Check each line of the data below for the word "ylabel", then extract the ones that have it.

(Records from a collection)
- - -
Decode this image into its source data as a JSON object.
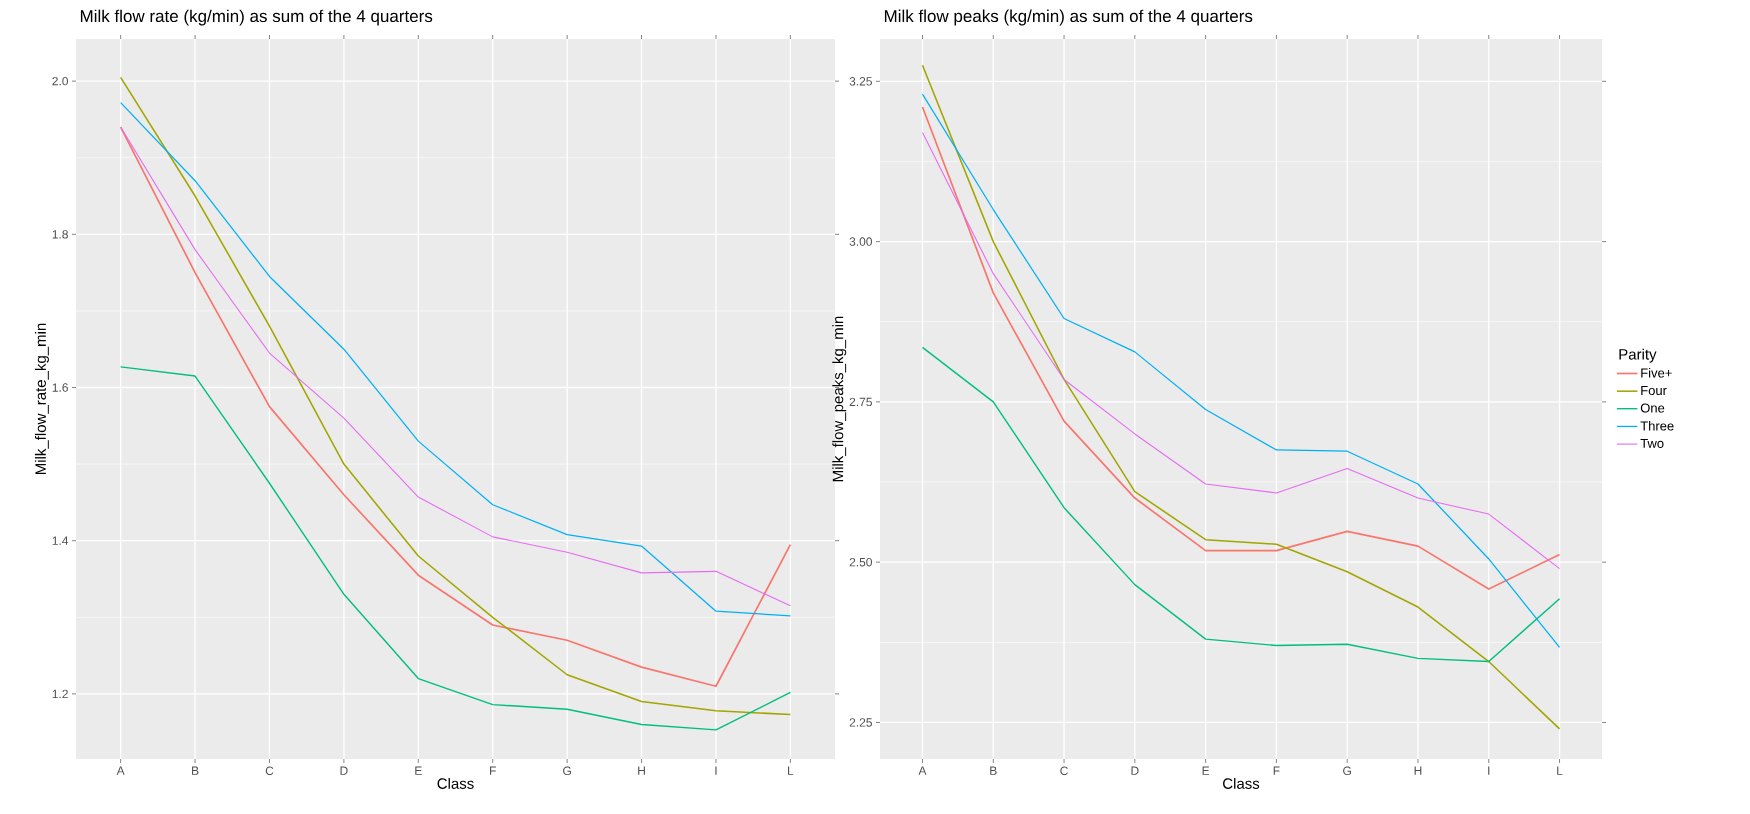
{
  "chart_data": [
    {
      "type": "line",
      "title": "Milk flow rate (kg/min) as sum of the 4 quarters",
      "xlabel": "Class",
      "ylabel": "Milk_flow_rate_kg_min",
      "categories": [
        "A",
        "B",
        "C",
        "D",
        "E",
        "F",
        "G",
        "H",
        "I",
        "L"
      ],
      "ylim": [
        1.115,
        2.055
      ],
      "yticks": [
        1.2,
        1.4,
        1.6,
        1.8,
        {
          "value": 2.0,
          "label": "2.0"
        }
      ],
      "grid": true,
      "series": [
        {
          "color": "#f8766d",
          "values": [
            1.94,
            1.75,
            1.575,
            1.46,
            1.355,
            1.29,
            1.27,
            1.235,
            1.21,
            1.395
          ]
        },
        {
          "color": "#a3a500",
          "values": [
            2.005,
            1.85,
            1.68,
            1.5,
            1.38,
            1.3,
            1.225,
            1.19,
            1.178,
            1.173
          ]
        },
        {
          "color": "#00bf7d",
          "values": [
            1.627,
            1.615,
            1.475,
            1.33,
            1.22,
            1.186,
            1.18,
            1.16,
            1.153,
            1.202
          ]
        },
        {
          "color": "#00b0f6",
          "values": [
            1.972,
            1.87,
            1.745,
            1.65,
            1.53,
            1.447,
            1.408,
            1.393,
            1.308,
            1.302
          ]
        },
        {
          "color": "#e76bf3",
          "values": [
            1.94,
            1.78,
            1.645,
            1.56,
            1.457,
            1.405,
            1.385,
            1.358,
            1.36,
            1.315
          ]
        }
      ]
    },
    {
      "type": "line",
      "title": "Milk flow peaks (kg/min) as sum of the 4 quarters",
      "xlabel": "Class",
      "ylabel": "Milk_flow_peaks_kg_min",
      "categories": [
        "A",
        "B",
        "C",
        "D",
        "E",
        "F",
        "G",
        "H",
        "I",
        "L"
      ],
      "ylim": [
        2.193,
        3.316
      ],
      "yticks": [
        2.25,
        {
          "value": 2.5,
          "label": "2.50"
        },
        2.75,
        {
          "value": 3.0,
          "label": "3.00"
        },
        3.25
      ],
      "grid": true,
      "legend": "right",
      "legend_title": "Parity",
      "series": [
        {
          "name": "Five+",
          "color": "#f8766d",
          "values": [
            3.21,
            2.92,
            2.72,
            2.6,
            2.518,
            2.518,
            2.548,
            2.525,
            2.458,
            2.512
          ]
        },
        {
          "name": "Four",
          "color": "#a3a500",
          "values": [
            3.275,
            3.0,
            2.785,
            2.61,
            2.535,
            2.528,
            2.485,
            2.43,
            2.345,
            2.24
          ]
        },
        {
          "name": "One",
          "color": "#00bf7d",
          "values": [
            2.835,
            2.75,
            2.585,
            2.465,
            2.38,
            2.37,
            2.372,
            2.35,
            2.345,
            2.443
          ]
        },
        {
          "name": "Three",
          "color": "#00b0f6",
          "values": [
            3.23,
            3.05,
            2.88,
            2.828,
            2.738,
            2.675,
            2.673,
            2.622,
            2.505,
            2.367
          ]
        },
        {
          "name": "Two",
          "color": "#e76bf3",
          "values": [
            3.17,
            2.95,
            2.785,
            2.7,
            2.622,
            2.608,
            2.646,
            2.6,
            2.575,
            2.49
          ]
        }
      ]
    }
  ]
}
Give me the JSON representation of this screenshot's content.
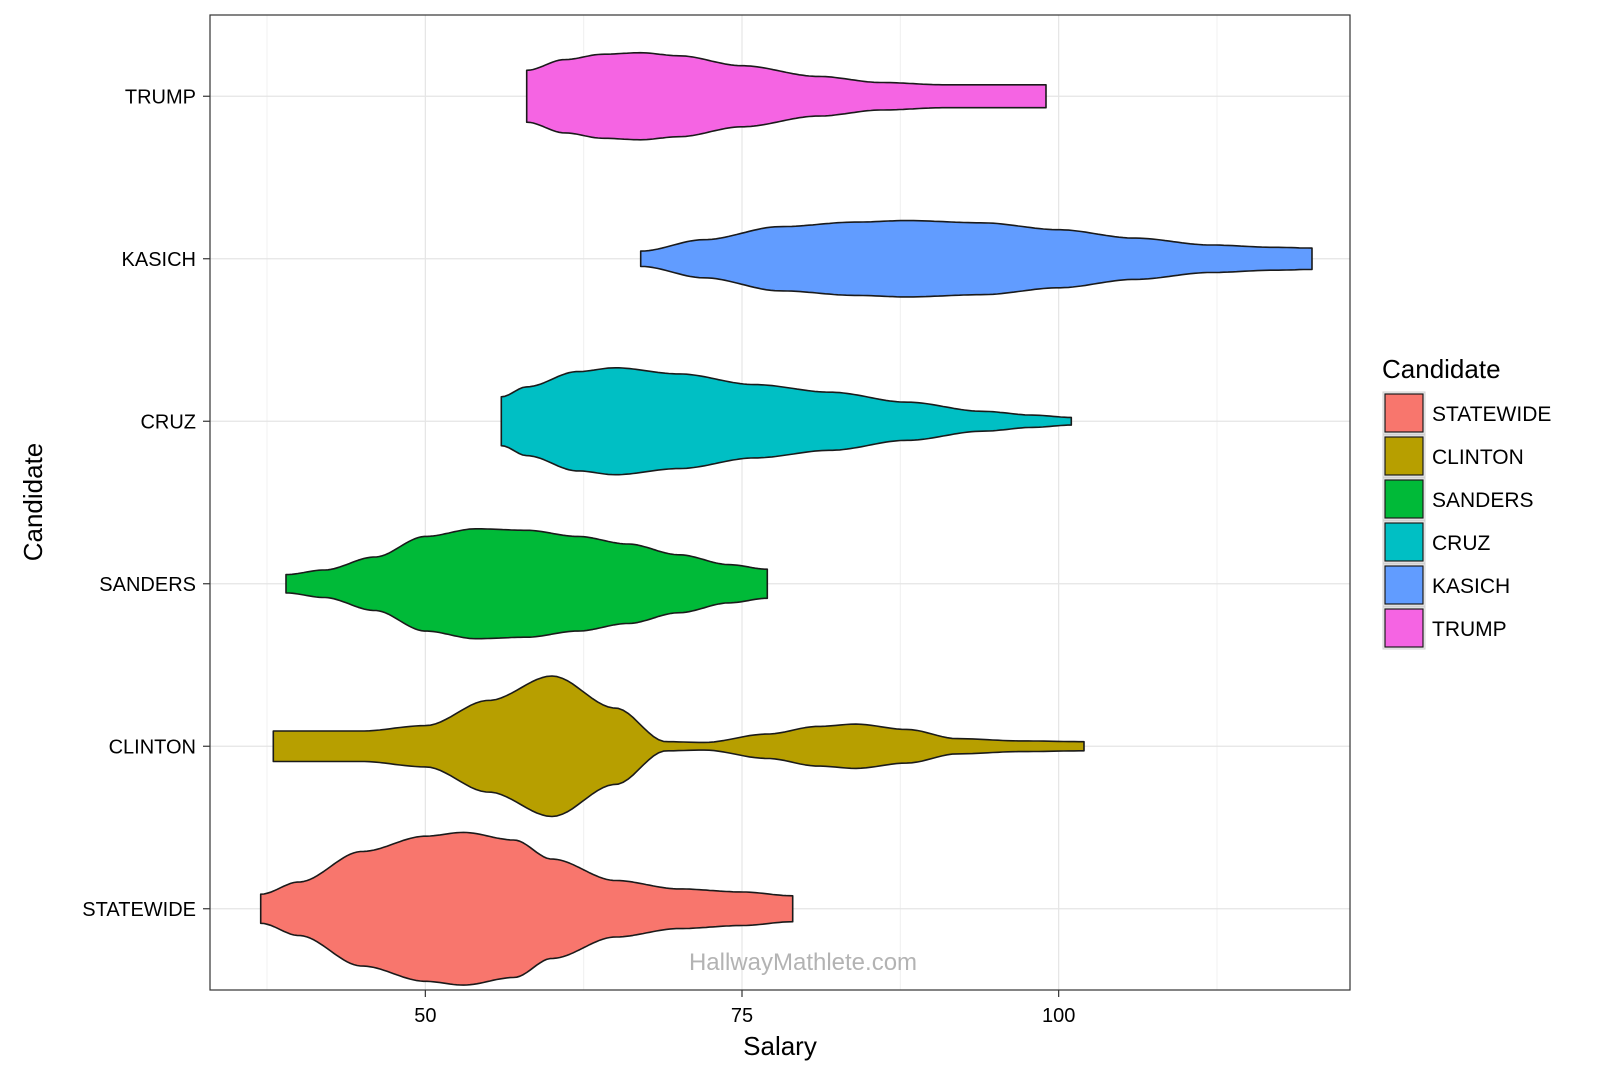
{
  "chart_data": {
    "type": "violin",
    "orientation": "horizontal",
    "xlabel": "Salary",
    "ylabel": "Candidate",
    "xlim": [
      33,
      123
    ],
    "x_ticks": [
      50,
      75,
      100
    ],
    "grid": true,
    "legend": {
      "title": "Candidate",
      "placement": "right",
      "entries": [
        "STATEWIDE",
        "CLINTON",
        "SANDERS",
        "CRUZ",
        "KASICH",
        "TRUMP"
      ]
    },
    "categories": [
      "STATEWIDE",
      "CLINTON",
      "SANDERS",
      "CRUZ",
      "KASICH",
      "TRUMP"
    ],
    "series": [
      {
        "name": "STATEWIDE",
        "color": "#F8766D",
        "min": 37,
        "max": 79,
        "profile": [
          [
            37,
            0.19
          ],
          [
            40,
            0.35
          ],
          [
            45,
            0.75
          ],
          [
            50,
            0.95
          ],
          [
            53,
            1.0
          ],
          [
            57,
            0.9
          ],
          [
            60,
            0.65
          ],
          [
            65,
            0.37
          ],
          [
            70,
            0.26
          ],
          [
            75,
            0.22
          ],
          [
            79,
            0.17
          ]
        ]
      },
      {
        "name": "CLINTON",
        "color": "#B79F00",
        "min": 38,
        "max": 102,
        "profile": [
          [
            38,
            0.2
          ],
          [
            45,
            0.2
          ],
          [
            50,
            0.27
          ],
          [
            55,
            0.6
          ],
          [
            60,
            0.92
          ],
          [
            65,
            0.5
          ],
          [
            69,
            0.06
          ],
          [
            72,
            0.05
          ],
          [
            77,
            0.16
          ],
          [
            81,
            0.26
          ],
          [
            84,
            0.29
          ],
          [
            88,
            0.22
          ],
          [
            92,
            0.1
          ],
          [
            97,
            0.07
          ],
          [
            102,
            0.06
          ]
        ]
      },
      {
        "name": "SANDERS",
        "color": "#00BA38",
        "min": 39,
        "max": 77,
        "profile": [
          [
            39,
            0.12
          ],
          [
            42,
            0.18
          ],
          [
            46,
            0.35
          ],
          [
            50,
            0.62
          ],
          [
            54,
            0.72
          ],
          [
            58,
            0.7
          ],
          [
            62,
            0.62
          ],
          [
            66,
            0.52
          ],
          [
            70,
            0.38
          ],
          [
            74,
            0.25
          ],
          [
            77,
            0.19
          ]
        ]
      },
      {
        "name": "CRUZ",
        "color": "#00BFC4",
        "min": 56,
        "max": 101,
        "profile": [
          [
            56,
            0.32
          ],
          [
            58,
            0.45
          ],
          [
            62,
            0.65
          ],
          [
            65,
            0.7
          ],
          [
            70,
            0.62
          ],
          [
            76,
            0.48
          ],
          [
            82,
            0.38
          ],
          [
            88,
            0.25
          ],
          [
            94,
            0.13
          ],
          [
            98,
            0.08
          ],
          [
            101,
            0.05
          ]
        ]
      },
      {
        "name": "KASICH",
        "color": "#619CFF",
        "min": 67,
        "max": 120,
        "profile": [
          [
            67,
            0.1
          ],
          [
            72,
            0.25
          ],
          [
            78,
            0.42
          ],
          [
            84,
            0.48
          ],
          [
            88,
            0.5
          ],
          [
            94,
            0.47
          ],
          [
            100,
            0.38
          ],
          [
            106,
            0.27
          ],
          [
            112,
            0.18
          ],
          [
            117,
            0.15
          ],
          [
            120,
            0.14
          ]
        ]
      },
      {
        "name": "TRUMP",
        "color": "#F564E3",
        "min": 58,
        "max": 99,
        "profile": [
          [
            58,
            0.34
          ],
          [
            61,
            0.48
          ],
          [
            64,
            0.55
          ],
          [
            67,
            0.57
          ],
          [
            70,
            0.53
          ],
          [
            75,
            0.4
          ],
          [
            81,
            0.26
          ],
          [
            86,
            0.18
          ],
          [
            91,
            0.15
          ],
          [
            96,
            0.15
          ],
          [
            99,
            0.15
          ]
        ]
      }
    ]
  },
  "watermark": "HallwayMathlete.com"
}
- - -
Response —
      "ylabel": "Milk_flow_rate_kg_min",
      "ylabel": "Milk_flow_peaks_kg_min",
    "ylabel": "Candidate",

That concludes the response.